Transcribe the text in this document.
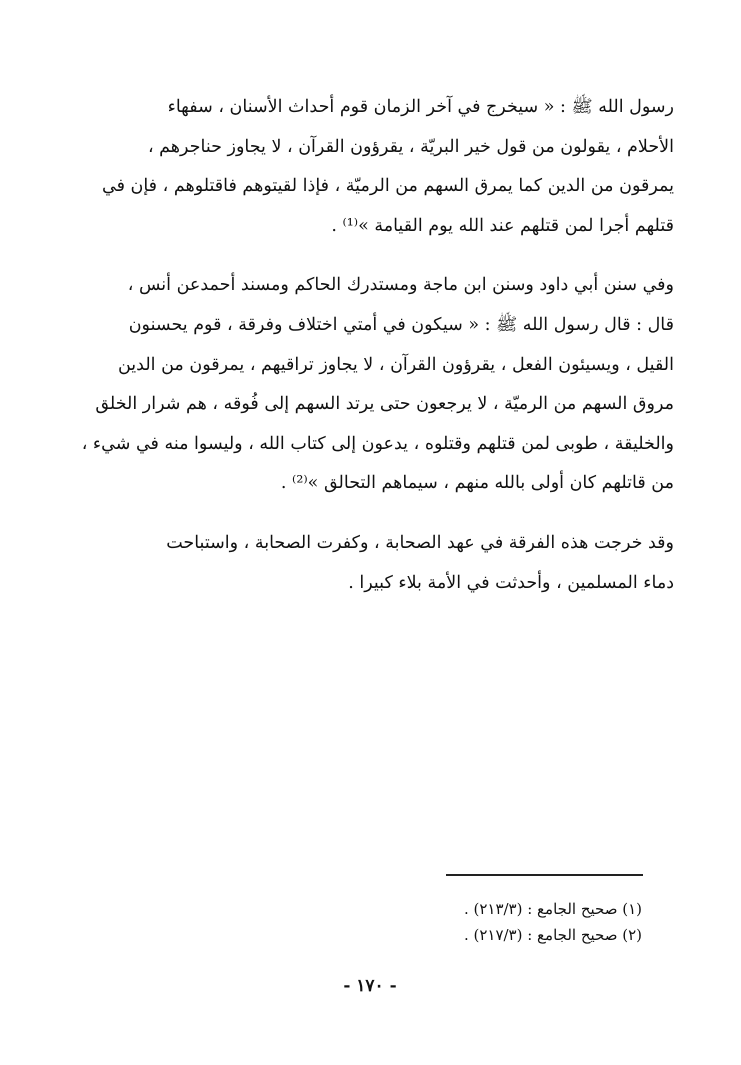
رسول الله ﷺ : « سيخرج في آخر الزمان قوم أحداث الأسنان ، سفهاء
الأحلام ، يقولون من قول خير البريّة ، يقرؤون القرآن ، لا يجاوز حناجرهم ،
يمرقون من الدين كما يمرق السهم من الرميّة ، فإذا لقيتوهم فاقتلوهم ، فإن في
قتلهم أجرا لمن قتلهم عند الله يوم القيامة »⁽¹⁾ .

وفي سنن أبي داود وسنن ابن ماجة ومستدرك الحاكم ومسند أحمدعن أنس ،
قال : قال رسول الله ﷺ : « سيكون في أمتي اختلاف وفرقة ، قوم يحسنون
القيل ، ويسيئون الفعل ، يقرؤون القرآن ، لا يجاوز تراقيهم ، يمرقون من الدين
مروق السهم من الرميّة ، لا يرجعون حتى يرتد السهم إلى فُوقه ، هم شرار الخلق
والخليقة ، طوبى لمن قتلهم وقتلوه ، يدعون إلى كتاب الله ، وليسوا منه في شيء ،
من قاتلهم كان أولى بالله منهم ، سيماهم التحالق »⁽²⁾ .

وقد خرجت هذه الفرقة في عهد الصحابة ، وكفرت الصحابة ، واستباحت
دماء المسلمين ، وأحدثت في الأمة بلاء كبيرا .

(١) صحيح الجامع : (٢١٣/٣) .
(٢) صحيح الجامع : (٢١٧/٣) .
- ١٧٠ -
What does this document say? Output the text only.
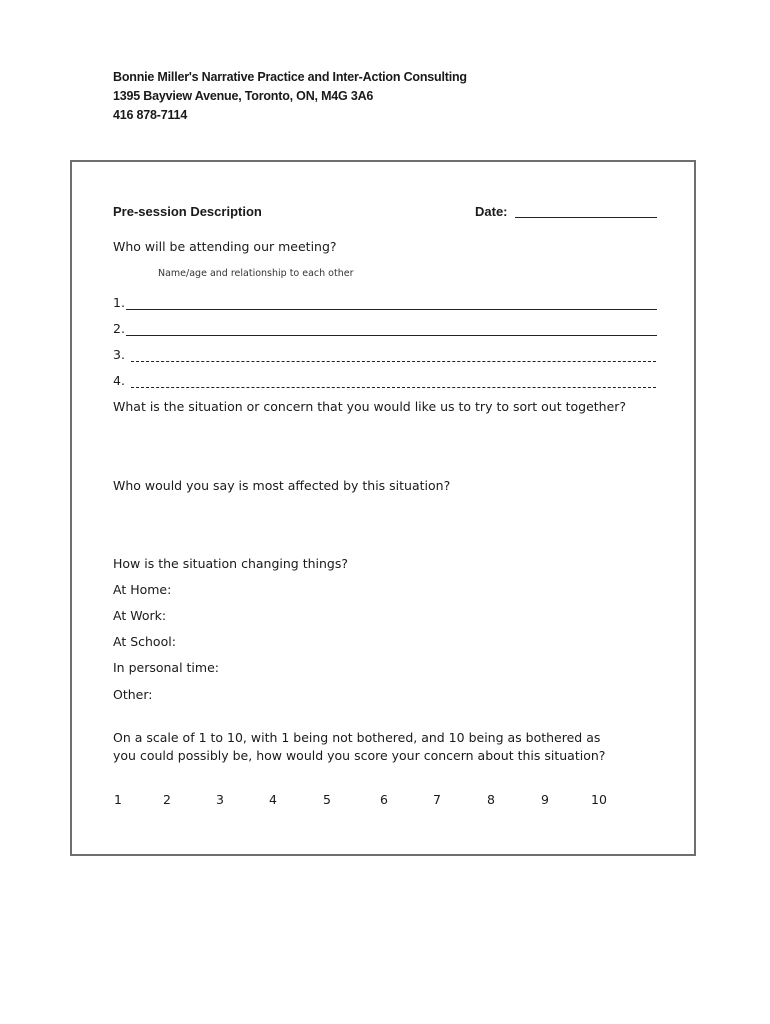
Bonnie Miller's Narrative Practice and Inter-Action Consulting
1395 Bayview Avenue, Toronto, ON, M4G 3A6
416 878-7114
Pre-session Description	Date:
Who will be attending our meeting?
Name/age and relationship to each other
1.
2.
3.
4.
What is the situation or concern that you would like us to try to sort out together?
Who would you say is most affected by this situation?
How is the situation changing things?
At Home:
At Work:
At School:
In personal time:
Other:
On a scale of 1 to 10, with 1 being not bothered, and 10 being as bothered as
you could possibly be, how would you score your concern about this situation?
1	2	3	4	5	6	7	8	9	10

# Given task:
Restate every record exactly, please; do not copy the pictures.

# Written response:
Transcribe the text in this document.
رسول الله ﷺ : « سيخرج في آخر الزمان قوم أحداث الأسنان ، سفهاء
الأحلام ، يقولون من قول خير البريّة ، يقرؤون القرآن ، لا يجاوز حناجرهم ،
يمرقون من الدين كما يمرق السهم من الرميّة ، فإذا لقيتوهم فاقتلوهم ، فإن في
قتلهم أجرا لمن قتلهم عند الله يوم القيامة »⁽¹⁾ .

وفي سنن أبي داود وسنن ابن ماجة ومستدرك الحاكم ومسند أحمدعن أنس ،
قال : قال رسول الله ﷺ : « سيكون في أمتي اختلاف وفرقة ، قوم يحسنون
القيل ، ويسيئون الفعل ، يقرؤون القرآن ، لا يجاوز تراقيهم ، يمرقون من الدين
مروق السهم من الرميّة ، لا يرجعون حتى يرتد السهم إلى فُوقه ، هم شرار الخلق
والخليقة ، طوبى لمن قتلهم وقتلوه ، يدعون إلى كتاب الله ، وليسوا منه في شيء ،
من قاتلهم كان أولى بالله منهم ، سيماهم التحالق »⁽²⁾ .

وقد خرجت هذه الفرقة في عهد الصحابة ، وكفرت الصحابة ، واستباحت
دماء المسلمين ، وأحدثت في الأمة بلاء كبيرا .

(١) صحيح الجامع : (٢١٣/٣) .
(٢) صحيح الجامع : (٢١٧/٣) .
- ١٧٠ -
What does this document say? Output the text only.
Bonnie Miller's Narrative Practice and Inter-Action Consulting
1395 Bayview Avenue, Toronto, ON, M4G 3A6
416 878-7114
Pre-session Description	Date:
Who will be attending our meeting?
Name/age and relationship to each other
1.
2.
3.
4.
What is the situation or concern that you would like us to try to sort out together?
Who would you say is most affected by this situation?
How is the situation changing things?
At Home:
At Work:
At School:
In personal time:
Other:
On a scale of 1 to 10, with 1 being not bothered, and 10 being as bothered as
you could possibly be, how would you score your concern about this situation?
1	2	3	4	5	6	7	8	9	10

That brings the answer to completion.